Problem to solve: Copy out each line that includes the word "subtitle".

++++ Stored records ++++

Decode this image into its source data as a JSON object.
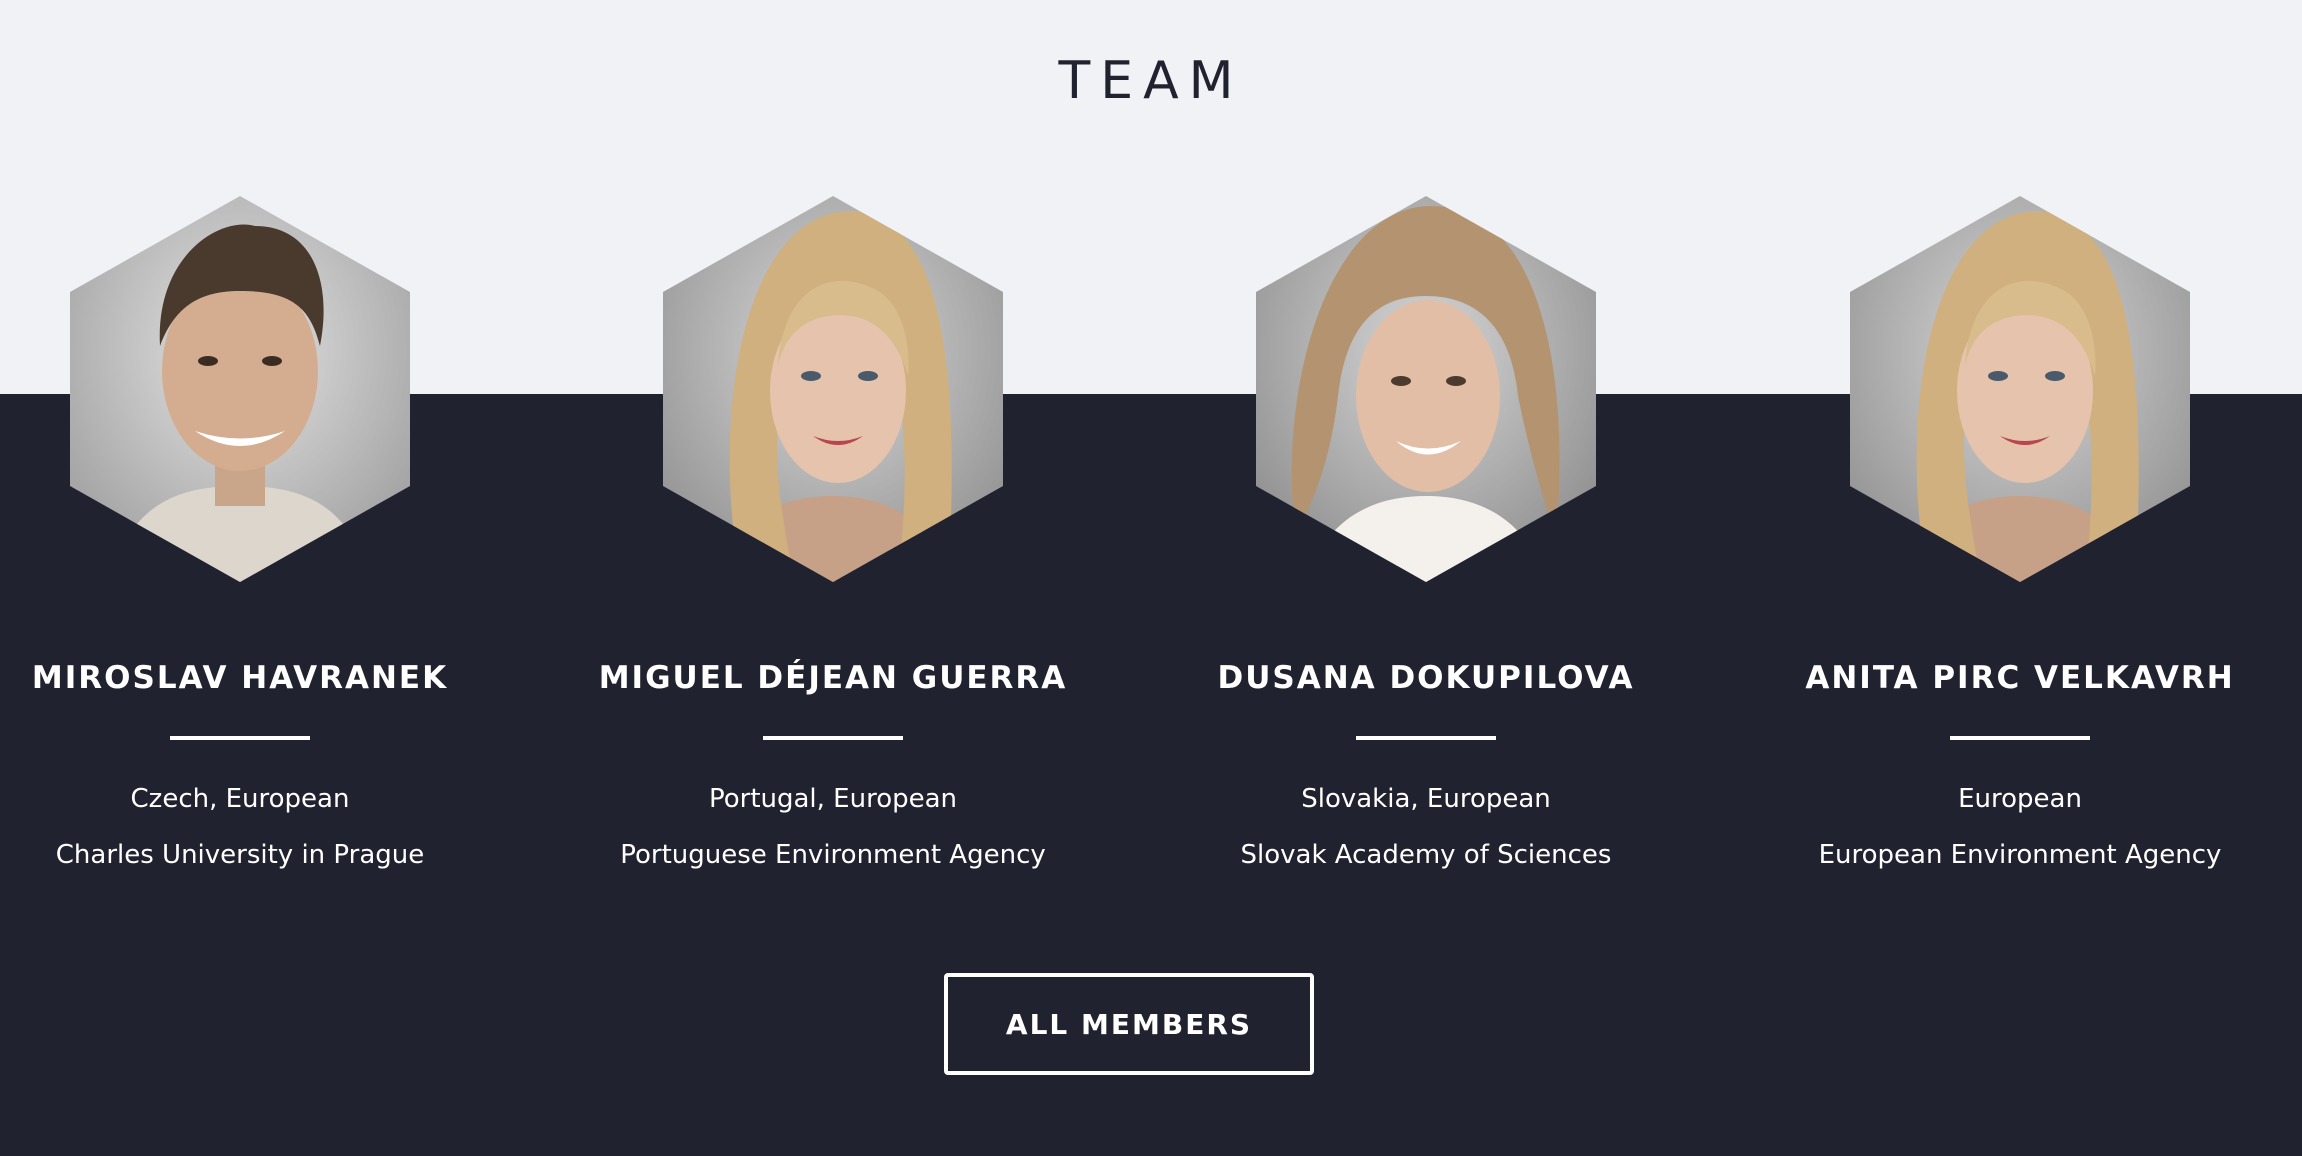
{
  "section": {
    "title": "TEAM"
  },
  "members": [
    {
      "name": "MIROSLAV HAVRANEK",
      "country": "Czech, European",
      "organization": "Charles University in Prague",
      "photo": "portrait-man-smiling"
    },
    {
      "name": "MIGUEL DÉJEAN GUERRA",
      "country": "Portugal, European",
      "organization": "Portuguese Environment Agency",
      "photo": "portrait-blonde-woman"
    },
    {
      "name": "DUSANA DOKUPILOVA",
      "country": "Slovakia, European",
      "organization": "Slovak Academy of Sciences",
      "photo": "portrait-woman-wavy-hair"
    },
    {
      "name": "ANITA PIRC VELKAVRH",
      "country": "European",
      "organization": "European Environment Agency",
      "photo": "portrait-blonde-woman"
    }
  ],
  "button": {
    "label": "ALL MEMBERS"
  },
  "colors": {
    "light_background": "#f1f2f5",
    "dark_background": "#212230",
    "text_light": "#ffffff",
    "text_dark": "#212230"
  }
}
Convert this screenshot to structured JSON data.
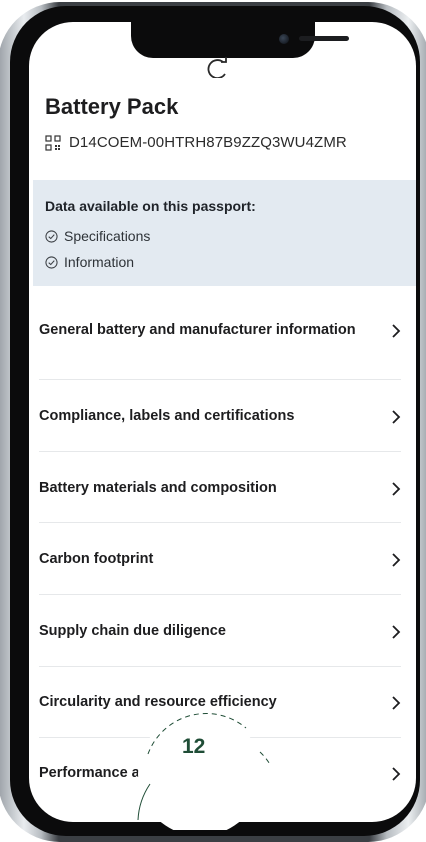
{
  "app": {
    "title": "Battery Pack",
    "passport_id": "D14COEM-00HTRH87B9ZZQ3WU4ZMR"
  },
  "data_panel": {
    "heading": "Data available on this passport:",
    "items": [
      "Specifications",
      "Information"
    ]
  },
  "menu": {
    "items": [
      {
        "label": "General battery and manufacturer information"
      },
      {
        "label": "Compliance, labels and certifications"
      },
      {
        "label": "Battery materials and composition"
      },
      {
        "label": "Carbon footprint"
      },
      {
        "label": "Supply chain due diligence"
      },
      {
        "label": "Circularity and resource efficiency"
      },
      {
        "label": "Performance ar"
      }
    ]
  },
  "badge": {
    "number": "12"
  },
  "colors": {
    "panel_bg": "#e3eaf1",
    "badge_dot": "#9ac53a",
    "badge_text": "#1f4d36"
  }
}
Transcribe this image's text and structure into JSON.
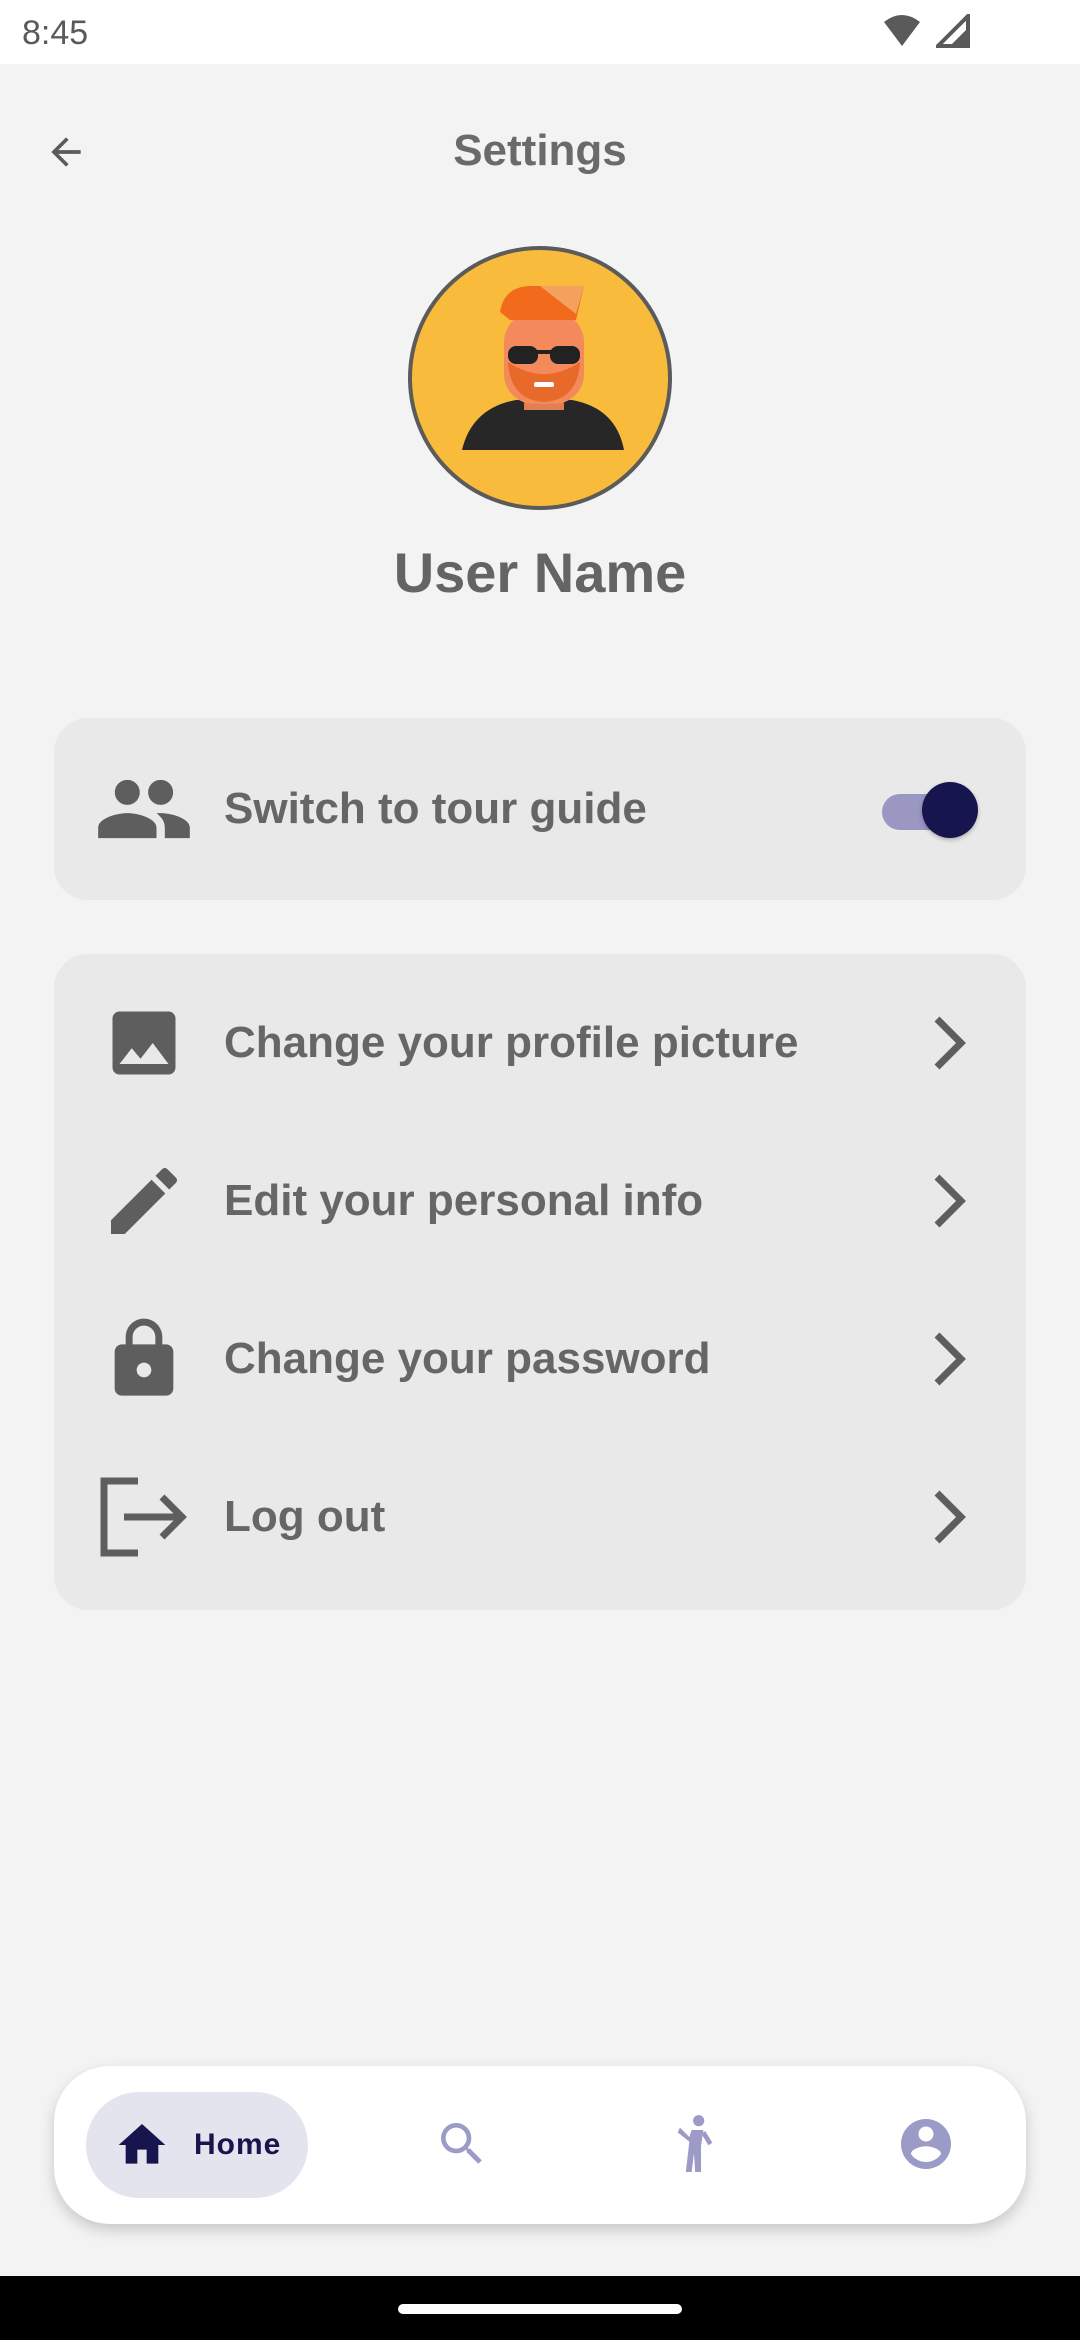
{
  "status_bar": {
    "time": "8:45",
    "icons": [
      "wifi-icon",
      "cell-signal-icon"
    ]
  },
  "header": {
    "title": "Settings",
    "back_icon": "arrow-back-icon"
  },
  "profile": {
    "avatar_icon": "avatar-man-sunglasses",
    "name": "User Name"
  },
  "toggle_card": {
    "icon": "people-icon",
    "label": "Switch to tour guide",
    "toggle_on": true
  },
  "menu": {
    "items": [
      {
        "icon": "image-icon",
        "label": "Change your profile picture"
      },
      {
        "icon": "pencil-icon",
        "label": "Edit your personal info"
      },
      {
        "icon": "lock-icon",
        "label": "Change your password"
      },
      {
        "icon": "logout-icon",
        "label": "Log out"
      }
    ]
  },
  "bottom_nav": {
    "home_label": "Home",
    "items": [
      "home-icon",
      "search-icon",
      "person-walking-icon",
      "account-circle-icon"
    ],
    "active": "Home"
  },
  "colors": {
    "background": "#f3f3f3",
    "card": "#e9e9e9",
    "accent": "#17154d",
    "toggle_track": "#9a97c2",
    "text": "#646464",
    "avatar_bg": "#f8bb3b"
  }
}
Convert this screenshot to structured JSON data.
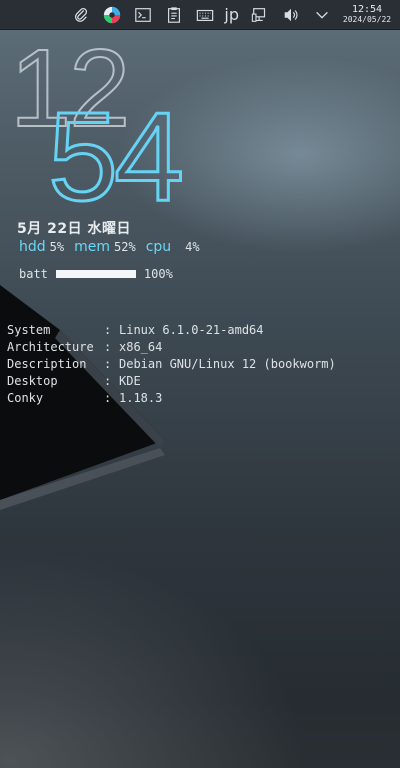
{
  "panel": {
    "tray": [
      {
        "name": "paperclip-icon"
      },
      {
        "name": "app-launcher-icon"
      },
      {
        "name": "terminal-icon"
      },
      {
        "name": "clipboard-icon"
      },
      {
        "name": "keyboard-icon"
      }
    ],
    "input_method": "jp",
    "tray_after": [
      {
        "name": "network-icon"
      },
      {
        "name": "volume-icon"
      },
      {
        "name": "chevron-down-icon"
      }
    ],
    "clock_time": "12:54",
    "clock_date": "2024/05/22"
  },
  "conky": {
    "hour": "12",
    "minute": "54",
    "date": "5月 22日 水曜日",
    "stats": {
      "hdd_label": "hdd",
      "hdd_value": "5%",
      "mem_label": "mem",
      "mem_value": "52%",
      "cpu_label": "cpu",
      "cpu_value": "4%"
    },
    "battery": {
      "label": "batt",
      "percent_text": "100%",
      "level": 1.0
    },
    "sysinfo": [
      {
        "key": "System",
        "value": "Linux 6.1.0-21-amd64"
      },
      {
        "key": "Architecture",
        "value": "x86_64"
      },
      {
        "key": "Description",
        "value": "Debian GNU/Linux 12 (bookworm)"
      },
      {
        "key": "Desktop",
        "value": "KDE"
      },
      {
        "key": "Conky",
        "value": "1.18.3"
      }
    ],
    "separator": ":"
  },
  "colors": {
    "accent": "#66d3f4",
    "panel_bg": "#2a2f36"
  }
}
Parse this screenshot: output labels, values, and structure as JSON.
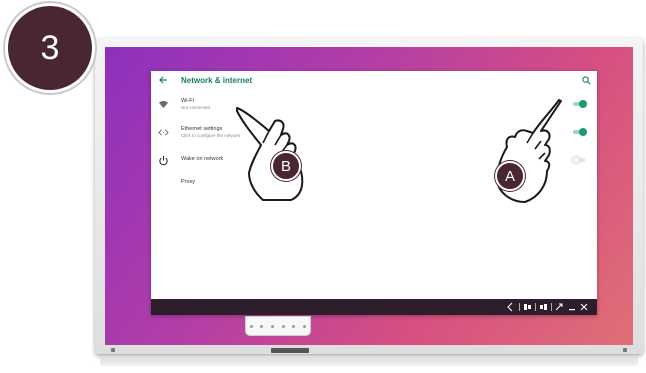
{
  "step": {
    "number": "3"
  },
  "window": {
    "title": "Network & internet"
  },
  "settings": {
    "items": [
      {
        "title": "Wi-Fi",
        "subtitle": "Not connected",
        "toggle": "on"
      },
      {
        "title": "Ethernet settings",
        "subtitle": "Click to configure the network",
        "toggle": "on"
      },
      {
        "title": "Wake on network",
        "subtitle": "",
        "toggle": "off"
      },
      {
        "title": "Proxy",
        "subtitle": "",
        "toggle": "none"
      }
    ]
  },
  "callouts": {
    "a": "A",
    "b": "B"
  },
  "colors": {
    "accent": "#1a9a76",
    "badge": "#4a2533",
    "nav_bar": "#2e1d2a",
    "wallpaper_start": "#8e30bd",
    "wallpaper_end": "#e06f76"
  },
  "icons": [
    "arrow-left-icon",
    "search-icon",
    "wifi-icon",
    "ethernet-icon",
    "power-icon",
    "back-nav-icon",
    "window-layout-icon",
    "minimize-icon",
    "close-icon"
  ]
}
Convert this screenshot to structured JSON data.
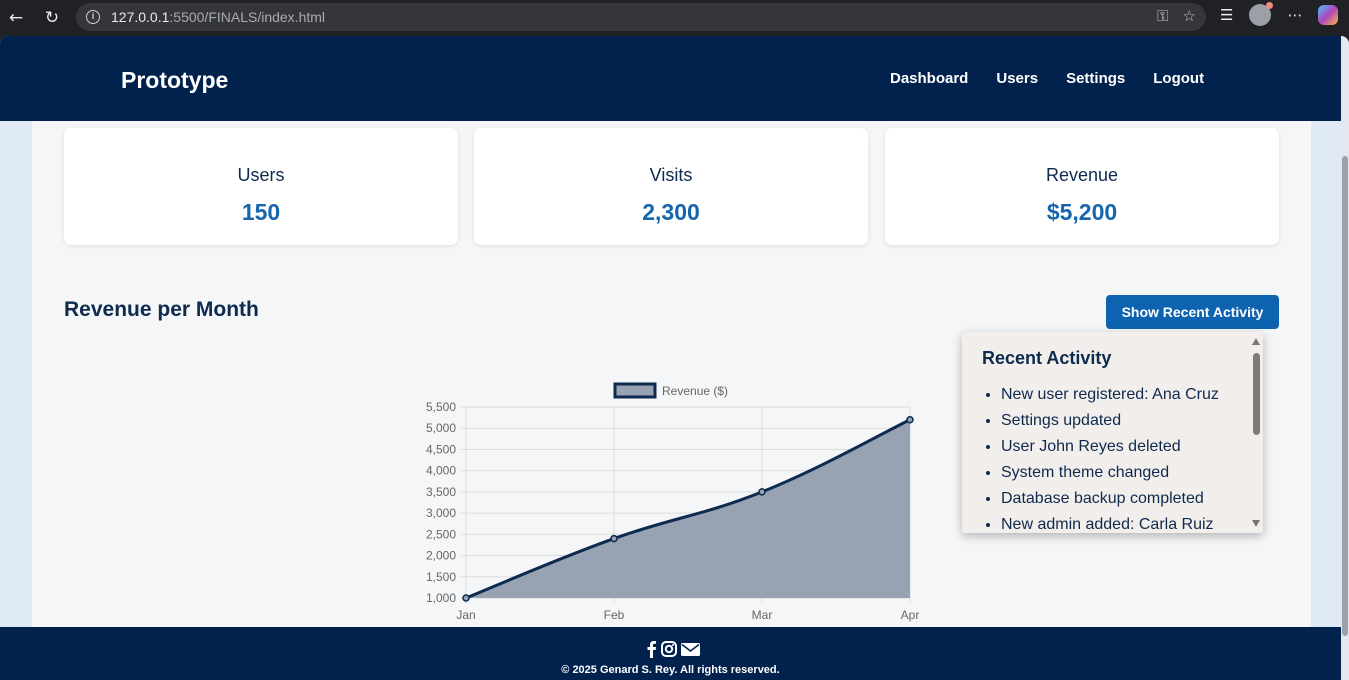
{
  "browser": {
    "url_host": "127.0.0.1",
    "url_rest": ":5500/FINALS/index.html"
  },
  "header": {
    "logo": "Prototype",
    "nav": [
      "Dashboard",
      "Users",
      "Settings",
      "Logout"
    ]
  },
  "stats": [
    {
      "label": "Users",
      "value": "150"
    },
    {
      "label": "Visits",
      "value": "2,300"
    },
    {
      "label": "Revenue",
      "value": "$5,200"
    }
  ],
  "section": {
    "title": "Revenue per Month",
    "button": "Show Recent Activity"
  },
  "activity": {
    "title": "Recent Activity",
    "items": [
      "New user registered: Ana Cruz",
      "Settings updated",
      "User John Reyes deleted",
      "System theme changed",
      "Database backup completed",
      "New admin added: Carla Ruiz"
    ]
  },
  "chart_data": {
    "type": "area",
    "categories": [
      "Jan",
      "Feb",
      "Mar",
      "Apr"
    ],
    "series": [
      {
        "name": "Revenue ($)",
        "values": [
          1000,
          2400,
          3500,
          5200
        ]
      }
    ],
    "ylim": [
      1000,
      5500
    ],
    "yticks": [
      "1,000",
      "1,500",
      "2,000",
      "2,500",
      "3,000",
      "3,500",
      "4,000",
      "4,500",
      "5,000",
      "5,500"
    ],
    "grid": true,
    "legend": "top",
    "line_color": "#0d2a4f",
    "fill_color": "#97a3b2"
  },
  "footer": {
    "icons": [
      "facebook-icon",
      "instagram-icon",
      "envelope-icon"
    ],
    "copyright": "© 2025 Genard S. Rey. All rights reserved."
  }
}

++++

Result below:
        "subtitle": "Not connected",
        "subtitle": "Click to configure the network",
        "subtitle": "",
        "subtitle": "",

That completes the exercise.